Saved data entries —
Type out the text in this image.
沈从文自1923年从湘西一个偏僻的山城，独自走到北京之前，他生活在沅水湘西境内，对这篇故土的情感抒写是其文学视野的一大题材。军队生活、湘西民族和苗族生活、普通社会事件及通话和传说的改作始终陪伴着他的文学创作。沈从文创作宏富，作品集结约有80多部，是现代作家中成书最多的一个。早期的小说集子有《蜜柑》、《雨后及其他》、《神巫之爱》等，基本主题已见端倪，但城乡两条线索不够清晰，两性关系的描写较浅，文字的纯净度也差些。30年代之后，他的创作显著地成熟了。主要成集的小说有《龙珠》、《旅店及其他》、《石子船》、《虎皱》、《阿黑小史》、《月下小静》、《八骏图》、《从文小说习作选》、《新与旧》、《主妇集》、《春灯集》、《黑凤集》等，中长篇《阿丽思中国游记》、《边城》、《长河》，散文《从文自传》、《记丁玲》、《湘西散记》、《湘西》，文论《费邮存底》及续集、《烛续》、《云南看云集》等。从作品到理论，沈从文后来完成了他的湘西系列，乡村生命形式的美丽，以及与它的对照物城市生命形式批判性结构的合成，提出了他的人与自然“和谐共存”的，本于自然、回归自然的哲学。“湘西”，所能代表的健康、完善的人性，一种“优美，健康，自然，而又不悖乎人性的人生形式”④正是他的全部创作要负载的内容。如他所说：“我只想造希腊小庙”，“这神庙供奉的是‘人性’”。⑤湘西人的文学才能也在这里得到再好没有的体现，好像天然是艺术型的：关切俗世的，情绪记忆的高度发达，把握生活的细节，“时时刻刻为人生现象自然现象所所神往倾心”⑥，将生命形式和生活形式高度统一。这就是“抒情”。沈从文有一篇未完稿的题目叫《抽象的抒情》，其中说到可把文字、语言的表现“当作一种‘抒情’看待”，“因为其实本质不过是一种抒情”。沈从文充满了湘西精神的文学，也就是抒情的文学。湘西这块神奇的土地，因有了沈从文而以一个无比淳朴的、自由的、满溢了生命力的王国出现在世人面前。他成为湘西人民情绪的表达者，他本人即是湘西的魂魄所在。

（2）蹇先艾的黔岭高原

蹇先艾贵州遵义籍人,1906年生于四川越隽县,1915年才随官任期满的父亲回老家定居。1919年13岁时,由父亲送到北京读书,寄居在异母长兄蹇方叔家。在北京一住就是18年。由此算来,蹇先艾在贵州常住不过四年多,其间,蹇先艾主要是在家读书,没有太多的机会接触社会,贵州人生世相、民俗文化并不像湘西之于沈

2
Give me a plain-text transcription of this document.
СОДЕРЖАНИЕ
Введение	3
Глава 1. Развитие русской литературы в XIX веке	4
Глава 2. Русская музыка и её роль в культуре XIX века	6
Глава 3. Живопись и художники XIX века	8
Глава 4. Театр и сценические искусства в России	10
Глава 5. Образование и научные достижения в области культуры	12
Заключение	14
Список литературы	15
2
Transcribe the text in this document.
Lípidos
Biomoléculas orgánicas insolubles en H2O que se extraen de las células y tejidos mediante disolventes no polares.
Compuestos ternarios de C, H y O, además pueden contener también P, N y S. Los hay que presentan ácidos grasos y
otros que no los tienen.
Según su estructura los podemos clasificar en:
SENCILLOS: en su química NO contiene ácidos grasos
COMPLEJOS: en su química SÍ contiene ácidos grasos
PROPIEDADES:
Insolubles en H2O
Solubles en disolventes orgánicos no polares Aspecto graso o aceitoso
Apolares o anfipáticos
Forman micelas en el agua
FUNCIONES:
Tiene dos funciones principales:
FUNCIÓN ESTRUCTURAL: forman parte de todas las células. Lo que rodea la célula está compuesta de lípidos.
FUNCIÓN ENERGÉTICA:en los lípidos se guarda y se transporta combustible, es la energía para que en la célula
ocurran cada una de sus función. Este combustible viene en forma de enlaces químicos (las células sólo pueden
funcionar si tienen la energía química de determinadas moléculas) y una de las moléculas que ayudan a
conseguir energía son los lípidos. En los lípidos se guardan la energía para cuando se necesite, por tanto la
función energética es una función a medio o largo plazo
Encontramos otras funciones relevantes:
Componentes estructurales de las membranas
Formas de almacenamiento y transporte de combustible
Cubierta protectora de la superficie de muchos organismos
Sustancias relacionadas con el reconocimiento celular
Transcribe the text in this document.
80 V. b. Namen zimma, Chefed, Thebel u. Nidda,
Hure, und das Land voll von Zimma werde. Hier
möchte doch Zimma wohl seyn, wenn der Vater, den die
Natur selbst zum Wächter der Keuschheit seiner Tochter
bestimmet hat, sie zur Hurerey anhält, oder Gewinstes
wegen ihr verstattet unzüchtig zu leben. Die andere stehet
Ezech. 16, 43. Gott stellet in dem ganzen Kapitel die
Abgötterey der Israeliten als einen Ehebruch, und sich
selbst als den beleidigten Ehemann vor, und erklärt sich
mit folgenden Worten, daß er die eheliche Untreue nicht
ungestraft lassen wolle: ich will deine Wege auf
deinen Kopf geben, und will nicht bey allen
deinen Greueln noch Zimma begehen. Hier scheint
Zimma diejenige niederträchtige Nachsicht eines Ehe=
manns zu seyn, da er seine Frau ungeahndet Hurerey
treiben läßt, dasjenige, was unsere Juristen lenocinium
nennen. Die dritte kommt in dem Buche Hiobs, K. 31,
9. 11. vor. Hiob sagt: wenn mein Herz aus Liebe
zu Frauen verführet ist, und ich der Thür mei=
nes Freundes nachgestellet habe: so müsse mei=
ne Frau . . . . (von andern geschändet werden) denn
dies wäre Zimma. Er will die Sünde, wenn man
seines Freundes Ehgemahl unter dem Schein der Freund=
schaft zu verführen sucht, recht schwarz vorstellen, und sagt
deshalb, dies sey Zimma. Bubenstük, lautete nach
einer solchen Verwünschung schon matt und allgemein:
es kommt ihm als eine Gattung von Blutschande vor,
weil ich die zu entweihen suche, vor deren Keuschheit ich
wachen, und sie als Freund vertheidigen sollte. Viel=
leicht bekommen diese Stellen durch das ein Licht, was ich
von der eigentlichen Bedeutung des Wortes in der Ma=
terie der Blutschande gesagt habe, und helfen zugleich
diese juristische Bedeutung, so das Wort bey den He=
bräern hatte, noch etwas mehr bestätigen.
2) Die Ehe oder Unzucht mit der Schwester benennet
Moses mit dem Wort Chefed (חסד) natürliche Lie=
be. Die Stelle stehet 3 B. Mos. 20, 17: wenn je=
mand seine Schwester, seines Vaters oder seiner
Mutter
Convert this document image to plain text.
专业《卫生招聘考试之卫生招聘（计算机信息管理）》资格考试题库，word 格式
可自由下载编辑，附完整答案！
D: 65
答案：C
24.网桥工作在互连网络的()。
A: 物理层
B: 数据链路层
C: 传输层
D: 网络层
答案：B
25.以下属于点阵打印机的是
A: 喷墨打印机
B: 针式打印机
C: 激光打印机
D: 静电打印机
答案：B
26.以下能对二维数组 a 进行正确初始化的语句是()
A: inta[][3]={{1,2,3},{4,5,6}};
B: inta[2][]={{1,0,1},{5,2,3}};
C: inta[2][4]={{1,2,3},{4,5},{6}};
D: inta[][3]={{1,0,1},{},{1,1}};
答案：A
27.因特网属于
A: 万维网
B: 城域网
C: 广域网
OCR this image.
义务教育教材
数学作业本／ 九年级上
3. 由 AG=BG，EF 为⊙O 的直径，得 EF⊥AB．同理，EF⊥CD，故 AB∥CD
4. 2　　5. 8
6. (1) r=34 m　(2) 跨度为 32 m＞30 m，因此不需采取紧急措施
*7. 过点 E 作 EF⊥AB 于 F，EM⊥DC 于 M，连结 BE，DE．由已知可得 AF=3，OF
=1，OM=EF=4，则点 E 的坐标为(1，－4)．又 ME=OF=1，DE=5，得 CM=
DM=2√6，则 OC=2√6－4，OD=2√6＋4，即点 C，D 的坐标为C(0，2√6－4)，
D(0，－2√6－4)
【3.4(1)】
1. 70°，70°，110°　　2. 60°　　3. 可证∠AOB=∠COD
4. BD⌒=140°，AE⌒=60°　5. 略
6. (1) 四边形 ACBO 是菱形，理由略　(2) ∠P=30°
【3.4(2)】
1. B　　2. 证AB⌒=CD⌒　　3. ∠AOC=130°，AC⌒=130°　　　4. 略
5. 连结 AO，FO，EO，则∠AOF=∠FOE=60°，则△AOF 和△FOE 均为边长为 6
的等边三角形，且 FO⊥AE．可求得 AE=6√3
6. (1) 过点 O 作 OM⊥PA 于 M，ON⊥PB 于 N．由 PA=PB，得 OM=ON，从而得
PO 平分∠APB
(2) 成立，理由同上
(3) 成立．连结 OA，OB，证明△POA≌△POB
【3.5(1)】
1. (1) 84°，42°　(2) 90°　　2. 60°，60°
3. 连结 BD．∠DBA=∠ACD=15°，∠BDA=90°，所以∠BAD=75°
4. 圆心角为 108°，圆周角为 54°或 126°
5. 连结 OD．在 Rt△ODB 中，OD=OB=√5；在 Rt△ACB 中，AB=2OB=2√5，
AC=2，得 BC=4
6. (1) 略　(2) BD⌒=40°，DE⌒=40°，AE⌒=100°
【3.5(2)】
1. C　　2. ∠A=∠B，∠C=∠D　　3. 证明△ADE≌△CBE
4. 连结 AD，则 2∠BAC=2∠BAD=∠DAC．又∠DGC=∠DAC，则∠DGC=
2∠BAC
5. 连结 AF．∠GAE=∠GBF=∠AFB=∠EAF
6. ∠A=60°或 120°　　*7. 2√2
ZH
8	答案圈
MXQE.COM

What you need to do —
What is the number of lines holding the word "ácidos"? State it alone.

Finished task —
3